● 目標 1:
下の抜粋で「ロングモーン蒸留所は日本との繋がりがある」で始まる段落を、大事な事実を残したまま箇条書きにまとめてください。
● 目標 2:
下のエントリから、文字列「band」を含む行を一つ残らず探し、そのまま書き写してください。大文字と小文字は区別します。

● 抜粋箇所:
- - - - -
マンゴーのフルーティーな香りとトフィーのミルキーな香りが特徴です。
ジューシーな洋梨の風味、飲んだ後に残るアメリカンオークバレル由来のオーク香が織りなす味わいは格別です。
ニッカウヰスキーの創業者・竹鶴政孝氏が修行した蒸留所
ロングモーン蒸留所は日本との繋がりがある蒸留所としても有名です。
それはニッカウヰスキーの創業者・竹鶴政孝氏がインターンとして働いていたからです。
伝統的な製法を学び、得た知識が後にジャパニーズウイスキーの基礎となったのは言うまでもありません。
ロングモーンはゲール語で「聖人モーガンの地」
ロングモーン蒸留所はエルギンの街からローゼス方面に向かったほど近い場所にあります。
この地には元々古い教会があり、それが名前の由来になったと言われています。
ロングモーンのおすすめの飲み方は「ストレート」
ロングモーンのおすすめの飲み方は「ストレート」です。
ロングモーンは濃厚でありながら、口当たりは軽く飲みやすいウイスキーです。
グラスで回しながらパッションフルーツや洋梨、ミルキーなトフィの香りを楽しみ、フルーティさとハチミツ、オークの香ばしい風味を堪能するなら何も加えないのがおすすめです。
ロングモーンの種類
ロングモーン16年
ロングモーン16年はノンチルフィルターでボトリングされたオフィシャルボトルです。
柑橘系の香りと洋梨、麦芽やオークの香ばしさ、バニラの甘い香りが特徴です。
ハチミツやココア、トフィ、シナモンのスパイシーな風味も楽しめ、濃厚で長い余韻が楽しめるシングルモルトです。
ロングモーン18年
ロングモーン18年はアメリカンオークバレルとホグスヘッドで熟成されたボトルです。
マンゴーのフルーティさ、クリーミーなトフィが織りなす滑らかな香りとジューシーな洋梨、アメリカンオークバレル由来のオークの風味が楽しめます。
ロングモーン23年
ロングモーン23年は2016年にボトリングされた23年熟成のスペシャルリリースです。
レモンクリームや洋梨のフルーティな甘い香りとジンジャーが織りなす心地よい香りが続きます。
味わいはミルクチョコレート、フルーティな洋梨の贅沢な甘みをジンジャーのスパイシーさが引き締め心地よい余韻が感じられ、長期熟成ならではの深い味わいが楽しめます。
ロングモーン ディスティラリーズチョイス
ロングモーン・ディスティラリーズチョイスは2016年に発売された新しいオフィシャルボトルです。
バーボン樽、シェリー樽、ホグスヘッド樽の3種の原酒を組み合わせて熟成されたものをボトリングしています。
ワインのようなブドウの香りとレモンの香りが先立ち、後からバニラやカラメル、紅茶、フローラル系の香りも感じられます。
- - - - -
● 保存データ:
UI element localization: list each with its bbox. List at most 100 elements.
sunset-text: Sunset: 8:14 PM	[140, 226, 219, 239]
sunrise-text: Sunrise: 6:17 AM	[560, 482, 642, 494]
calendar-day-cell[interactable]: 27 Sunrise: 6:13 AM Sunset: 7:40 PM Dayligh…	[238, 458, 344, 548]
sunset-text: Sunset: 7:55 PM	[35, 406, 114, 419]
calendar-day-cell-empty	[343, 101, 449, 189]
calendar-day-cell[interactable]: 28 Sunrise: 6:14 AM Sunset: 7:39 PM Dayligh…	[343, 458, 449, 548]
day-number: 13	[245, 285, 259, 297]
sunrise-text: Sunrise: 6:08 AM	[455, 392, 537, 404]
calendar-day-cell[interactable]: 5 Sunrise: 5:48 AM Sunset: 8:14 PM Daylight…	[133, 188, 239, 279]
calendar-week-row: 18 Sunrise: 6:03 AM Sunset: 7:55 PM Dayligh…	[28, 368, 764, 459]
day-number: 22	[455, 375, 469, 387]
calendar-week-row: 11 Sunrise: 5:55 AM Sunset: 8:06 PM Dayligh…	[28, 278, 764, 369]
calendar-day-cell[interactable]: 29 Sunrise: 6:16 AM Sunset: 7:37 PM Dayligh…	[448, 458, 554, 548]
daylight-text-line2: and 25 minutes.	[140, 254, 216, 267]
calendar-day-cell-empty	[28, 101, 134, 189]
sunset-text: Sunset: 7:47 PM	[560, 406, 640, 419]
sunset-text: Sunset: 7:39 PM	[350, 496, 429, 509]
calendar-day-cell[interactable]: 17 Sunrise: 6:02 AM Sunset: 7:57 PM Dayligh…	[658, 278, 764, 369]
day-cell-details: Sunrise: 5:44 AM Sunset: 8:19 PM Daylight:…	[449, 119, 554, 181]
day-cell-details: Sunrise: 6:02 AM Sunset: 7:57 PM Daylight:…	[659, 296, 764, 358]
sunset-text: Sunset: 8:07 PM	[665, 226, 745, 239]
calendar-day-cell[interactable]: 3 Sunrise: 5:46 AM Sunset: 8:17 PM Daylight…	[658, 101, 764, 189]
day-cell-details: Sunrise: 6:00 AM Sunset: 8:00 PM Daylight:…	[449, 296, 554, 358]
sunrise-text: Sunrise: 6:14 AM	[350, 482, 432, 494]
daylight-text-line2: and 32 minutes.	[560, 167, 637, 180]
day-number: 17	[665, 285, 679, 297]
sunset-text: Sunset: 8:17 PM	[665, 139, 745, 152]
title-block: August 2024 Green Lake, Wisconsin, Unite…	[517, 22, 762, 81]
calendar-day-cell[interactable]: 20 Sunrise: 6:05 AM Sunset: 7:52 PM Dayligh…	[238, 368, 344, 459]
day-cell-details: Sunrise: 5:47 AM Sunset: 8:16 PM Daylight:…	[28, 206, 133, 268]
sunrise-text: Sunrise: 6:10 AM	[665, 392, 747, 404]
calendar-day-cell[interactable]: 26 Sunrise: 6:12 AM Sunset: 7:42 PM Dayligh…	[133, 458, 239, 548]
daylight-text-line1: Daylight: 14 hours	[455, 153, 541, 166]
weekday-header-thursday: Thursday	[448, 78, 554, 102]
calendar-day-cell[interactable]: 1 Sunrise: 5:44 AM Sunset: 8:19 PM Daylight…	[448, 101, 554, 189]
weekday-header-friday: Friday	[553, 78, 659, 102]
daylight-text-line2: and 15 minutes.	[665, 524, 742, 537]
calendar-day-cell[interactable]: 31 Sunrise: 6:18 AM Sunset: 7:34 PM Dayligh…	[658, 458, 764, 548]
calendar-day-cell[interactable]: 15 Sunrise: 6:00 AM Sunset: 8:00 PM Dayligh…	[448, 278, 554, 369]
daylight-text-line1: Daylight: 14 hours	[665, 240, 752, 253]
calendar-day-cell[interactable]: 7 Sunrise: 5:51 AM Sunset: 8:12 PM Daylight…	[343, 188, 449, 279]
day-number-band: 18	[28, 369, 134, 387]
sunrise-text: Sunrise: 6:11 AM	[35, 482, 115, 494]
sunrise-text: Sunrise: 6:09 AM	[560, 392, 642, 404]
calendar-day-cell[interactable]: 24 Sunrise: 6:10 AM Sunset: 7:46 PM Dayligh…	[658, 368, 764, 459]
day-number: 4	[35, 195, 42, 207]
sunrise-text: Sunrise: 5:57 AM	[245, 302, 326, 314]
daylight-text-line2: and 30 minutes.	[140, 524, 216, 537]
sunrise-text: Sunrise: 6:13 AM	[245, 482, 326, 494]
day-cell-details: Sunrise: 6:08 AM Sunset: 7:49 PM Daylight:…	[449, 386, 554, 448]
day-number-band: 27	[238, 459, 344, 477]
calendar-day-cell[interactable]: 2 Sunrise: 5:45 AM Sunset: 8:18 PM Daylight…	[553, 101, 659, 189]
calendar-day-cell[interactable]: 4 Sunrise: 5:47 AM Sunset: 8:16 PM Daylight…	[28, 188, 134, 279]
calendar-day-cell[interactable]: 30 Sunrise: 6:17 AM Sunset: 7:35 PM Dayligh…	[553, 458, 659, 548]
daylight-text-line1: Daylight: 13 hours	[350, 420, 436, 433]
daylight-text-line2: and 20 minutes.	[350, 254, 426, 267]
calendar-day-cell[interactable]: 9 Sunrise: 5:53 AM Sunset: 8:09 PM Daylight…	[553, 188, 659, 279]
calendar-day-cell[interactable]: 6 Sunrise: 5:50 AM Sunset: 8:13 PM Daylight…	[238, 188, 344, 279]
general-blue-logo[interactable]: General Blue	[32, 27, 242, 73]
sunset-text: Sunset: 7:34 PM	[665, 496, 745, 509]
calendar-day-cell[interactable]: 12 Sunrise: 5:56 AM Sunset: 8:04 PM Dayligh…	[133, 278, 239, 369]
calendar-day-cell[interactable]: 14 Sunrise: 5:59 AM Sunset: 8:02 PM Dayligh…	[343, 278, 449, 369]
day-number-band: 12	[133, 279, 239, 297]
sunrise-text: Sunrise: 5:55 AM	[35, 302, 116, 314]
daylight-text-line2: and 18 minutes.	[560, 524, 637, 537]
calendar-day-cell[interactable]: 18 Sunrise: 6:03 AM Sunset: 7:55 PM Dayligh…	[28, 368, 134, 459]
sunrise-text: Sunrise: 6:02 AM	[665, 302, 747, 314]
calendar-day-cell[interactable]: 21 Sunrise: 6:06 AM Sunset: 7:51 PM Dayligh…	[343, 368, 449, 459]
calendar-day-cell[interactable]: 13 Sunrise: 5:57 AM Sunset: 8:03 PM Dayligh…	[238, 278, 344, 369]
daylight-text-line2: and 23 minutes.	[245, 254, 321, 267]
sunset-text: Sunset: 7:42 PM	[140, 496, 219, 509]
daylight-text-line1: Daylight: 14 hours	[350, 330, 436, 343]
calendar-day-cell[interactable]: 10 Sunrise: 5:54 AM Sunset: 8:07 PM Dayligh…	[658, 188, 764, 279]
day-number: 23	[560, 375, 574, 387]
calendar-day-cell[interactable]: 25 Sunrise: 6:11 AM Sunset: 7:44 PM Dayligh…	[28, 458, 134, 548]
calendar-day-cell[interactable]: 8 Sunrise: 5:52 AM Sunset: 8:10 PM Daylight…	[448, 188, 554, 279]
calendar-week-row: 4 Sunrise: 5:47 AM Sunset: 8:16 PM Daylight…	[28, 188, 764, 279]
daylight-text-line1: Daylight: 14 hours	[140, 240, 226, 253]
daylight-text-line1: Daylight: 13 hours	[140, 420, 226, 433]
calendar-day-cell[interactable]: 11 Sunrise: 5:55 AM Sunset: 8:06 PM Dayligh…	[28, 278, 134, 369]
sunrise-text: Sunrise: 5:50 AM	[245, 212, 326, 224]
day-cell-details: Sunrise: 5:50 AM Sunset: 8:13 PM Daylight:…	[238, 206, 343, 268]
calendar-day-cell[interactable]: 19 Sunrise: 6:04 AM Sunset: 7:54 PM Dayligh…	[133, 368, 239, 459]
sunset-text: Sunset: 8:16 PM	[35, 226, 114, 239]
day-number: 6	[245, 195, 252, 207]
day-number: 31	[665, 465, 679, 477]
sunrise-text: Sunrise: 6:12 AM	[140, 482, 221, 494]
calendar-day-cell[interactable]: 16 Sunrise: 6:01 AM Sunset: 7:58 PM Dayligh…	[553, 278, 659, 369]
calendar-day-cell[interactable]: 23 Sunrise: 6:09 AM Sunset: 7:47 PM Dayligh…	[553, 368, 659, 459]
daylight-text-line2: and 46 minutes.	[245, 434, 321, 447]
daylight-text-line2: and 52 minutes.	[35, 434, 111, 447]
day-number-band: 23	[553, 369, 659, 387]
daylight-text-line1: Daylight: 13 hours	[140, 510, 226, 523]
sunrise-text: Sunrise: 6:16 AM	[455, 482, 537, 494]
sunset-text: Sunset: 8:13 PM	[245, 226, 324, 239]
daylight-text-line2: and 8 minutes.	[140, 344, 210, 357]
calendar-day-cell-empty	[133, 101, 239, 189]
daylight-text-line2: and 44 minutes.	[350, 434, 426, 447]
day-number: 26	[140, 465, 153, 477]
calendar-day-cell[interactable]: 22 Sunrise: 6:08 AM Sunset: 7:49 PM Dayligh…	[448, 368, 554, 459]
- - - - -
● 回答全文 1:
- ロングモーン蒸留所は、日本とつながりのある蒸留所として有名
- ニッカウヰスキーの創業者・竹鶴政孝氏が、ここでインターンとして働いていた
- そこで学んだ伝統的な製法の知識が、後にジャパニーズウイスキーの基礎になった

● 回答全文 2:
day-number-band: 18	[28, 369, 134, 387]
day-number-band: 27	[238, 459, 344, 477]
day-number-band: 12	[133, 279, 239, 297]
day-number-band: 23	[553, 369, 659, 387]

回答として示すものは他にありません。